Salin ulang semua baris di bawah ini apa adanya, tanpa mengubah satu karakter pun.
━━ DATA YANG TERSEDIA ━━
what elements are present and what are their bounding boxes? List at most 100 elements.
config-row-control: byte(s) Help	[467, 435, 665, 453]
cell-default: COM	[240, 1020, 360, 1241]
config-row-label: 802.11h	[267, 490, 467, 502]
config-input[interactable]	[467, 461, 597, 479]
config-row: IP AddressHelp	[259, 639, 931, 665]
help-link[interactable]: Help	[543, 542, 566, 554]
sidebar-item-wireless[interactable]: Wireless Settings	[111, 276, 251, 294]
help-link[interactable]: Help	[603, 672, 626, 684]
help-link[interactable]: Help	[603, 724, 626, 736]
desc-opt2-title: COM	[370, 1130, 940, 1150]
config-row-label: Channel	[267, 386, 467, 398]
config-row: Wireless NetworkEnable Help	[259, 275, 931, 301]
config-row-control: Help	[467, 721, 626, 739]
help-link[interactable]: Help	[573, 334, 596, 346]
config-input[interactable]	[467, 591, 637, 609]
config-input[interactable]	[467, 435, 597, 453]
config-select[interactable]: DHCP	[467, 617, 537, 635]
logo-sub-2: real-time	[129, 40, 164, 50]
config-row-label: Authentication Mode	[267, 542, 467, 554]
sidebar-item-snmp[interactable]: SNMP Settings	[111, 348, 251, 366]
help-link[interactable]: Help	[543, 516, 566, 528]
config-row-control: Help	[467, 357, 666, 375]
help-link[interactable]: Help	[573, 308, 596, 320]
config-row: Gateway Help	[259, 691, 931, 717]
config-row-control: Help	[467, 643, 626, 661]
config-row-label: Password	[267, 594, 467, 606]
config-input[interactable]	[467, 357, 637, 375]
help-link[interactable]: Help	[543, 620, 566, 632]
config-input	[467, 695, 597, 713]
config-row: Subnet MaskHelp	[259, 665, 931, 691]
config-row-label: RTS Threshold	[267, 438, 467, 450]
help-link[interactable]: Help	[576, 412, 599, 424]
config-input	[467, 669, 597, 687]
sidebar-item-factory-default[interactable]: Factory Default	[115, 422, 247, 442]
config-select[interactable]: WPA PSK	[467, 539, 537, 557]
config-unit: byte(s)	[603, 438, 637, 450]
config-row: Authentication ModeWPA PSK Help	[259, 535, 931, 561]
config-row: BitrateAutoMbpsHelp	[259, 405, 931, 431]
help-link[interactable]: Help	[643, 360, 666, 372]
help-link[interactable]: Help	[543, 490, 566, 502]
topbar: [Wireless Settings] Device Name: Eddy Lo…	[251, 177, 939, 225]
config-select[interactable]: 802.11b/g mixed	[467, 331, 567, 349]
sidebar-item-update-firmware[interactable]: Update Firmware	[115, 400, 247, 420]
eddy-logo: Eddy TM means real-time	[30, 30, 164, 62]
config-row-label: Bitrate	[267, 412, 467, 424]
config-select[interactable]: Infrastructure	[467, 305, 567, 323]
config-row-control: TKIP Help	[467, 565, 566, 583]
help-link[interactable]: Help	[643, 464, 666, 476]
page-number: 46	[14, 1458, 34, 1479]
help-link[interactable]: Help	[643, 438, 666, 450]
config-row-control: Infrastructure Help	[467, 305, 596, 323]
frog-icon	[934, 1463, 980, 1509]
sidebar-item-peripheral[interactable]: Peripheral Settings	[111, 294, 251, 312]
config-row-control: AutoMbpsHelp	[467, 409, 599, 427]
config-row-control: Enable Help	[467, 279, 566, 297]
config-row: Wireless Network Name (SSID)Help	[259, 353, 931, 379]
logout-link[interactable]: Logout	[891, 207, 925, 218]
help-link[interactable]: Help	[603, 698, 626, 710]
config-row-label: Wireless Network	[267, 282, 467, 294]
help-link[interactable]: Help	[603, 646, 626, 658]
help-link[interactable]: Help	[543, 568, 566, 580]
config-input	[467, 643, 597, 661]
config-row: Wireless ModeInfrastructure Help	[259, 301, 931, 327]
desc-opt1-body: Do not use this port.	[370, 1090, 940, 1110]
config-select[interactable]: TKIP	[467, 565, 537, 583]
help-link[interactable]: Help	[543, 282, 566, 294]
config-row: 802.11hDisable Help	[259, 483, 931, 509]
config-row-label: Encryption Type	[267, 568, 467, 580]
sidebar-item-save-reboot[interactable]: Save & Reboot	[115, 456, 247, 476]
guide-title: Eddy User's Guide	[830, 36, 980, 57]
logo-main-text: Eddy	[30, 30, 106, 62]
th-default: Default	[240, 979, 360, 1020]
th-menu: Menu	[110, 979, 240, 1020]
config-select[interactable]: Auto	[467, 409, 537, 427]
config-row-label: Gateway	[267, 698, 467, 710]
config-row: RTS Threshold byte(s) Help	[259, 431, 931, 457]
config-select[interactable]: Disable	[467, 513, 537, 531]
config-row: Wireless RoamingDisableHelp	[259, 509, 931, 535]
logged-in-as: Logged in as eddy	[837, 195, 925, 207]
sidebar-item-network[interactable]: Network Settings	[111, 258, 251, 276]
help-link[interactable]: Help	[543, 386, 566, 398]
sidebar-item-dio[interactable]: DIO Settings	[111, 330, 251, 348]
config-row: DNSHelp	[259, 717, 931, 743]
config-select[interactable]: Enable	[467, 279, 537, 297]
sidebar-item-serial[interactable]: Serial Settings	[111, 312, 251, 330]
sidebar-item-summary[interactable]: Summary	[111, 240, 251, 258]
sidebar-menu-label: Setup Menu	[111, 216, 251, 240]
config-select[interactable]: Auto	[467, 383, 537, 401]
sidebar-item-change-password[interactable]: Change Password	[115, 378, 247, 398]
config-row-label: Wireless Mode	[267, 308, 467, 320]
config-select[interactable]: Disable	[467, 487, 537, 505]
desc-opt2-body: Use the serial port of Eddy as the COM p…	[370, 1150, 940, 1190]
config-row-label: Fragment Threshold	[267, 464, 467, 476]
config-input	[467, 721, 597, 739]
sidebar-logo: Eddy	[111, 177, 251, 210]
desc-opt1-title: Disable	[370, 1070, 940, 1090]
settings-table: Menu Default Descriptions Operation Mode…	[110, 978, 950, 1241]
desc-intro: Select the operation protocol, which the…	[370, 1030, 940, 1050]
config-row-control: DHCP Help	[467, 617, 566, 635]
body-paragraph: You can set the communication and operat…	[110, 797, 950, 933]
━━━
**JAWABAN**.
what elements are present and what are their bounding boxes? List at most 100 elements.
config-row-control: byte(s) Help	[467, 435, 665, 453]
cell-default: COM	[240, 1020, 360, 1241]
config-row-label: 802.11h	[267, 490, 467, 502]
config-input[interactable]	[467, 461, 597, 479]
config-row: IP AddressHelp	[259, 639, 931, 665]
help-link[interactable]: Help	[543, 542, 566, 554]
sidebar-item-wireless[interactable]: Wireless Settings	[111, 276, 251, 294]
help-link[interactable]: Help	[603, 672, 626, 684]
help-link[interactable]: Help	[603, 724, 626, 736]
desc-opt2-title: COM	[370, 1130, 940, 1150]
config-row-label: Channel	[267, 386, 467, 398]
config-row: Wireless NetworkEnable Help	[259, 275, 931, 301]
config-row-control: Help	[467, 721, 626, 739]
help-link[interactable]: Help	[573, 334, 596, 346]
config-input[interactable]	[467, 591, 637, 609]
config-input[interactable]	[467, 435, 597, 453]
config-select[interactable]: DHCP	[467, 617, 537, 635]
logo-sub-2: real-time	[129, 40, 164, 50]
config-row-label: Authentication Mode	[267, 542, 467, 554]
sidebar-item-snmp[interactable]: SNMP Settings	[111, 348, 251, 366]
help-link[interactable]: Help	[543, 516, 566, 528]
config-row-control: Help	[467, 357, 666, 375]
help-link[interactable]: Help	[573, 308, 596, 320]
config-row: Gateway Help	[259, 691, 931, 717]
config-row-control: Help	[467, 643, 626, 661]
config-row-label: Password	[267, 594, 467, 606]
config-input[interactable]	[467, 357, 637, 375]
help-link[interactable]: Help	[543, 620, 566, 632]
config-input	[467, 695, 597, 713]
config-row: Subnet MaskHelp	[259, 665, 931, 691]
config-row-label: RTS Threshold	[267, 438, 467, 450]
help-link[interactable]: Help	[576, 412, 599, 424]
config-input	[467, 669, 597, 687]
sidebar-item-factory-default[interactable]: Factory Default	[115, 422, 247, 442]
config-select[interactable]: WPA PSK	[467, 539, 537, 557]
config-unit: byte(s)	[603, 438, 637, 450]
config-row: Authentication ModeWPA PSK Help	[259, 535, 931, 561]
config-row: BitrateAutoMbpsHelp	[259, 405, 931, 431]
help-link[interactable]: Help	[643, 360, 666, 372]
help-link[interactable]: Help	[543, 490, 566, 502]
topbar: [Wireless Settings] Device Name: Eddy Lo…	[251, 177, 939, 225]
config-select[interactable]: 802.11b/g mixed	[467, 331, 567, 349]
sidebar-item-update-firmware[interactable]: Update Firmware	[115, 400, 247, 420]
eddy-logo: Eddy TM means real-time	[30, 30, 164, 62]
config-row-label: Bitrate	[267, 412, 467, 424]
config-select[interactable]: Infrastructure	[467, 305, 567, 323]
config-row-control: TKIP Help	[467, 565, 566, 583]
help-link[interactable]: Help	[643, 464, 666, 476]
page-number: 46	[14, 1458, 34, 1479]
help-link[interactable]: Help	[643, 438, 666, 450]
config-row-control: Infrastructure Help	[467, 305, 596, 323]
frog-icon	[934, 1463, 980, 1509]
sidebar-item-peripheral[interactable]: Peripheral Settings	[111, 294, 251, 312]
config-row-control: AutoMbpsHelp	[467, 409, 599, 427]
config-row-control: Enable Help	[467, 279, 566, 297]
config-row: Wireless Network Name (SSID)Help	[259, 353, 931, 379]
logout-link[interactable]: Logout	[891, 207, 925, 218]
help-link[interactable]: Help	[603, 698, 626, 710]
config-row-label: Wireless Network	[267, 282, 467, 294]
help-link[interactable]: Help	[603, 646, 626, 658]
help-link[interactable]: Help	[543, 568, 566, 580]
config-input	[467, 643, 597, 661]
config-row: Wireless ModeInfrastructure Help	[259, 301, 931, 327]
desc-opt1-body: Do not use this port.	[370, 1090, 940, 1110]
config-select[interactable]: TKIP	[467, 565, 537, 583]
help-link[interactable]: Help	[543, 282, 566, 294]
config-row: 802.11hDisable Help	[259, 483, 931, 509]
config-row-label: Encryption Type	[267, 568, 467, 580]
sidebar-item-save-reboot[interactable]: Save & Reboot	[115, 456, 247, 476]
guide-title: Eddy User's Guide	[830, 36, 980, 57]
logo-main-text: Eddy	[30, 30, 106, 62]
th-default: Default	[240, 979, 360, 1020]
th-menu: Menu	[110, 979, 240, 1020]
config-select[interactable]: Auto	[467, 409, 537, 427]
config-row-label: Gateway	[267, 698, 467, 710]
config-row: RTS Threshold byte(s) Help	[259, 431, 931, 457]
config-select[interactable]: Disable	[467, 513, 537, 531]
config-row: Wireless RoamingDisableHelp	[259, 509, 931, 535]
logged-in-as: Logged in as eddy	[837, 195, 925, 207]
sidebar-item-network[interactable]: Network Settings	[111, 258, 251, 276]
help-link[interactable]: Help	[543, 386, 566, 398]
sidebar-item-dio[interactable]: DIO Settings	[111, 330, 251, 348]
config-row: DNSHelp	[259, 717, 931, 743]
config-select[interactable]: Enable	[467, 279, 537, 297]
sidebar-item-serial[interactable]: Serial Settings	[111, 312, 251, 330]
sidebar-item-summary[interactable]: Summary	[111, 240, 251, 258]
sidebar-menu-label: Setup Menu	[111, 216, 251, 240]
config-select[interactable]: Auto	[467, 383, 537, 401]
sidebar-item-change-password[interactable]: Change Password	[115, 378, 247, 398]
config-row-label: Wireless Mode	[267, 308, 467, 320]
config-select[interactable]: Disable	[467, 487, 537, 505]
desc-opt2-body: Use the serial port of Eddy as the COM p…	[370, 1150, 940, 1190]
config-row-label: Fragment Threshold	[267, 464, 467, 476]
config-input	[467, 721, 597, 739]
sidebar-logo: Eddy	[111, 177, 251, 210]
desc-opt1-title: Disable	[370, 1070, 940, 1090]
settings-table: Menu Default Descriptions Operation Mode…	[110, 978, 950, 1241]
desc-intro: Select the operation protocol, which the…	[370, 1030, 940, 1050]
config-row-control: DHCP Help	[467, 617, 566, 635]
body-paragraph: You can set the communication and operat…	[110, 797, 950, 933]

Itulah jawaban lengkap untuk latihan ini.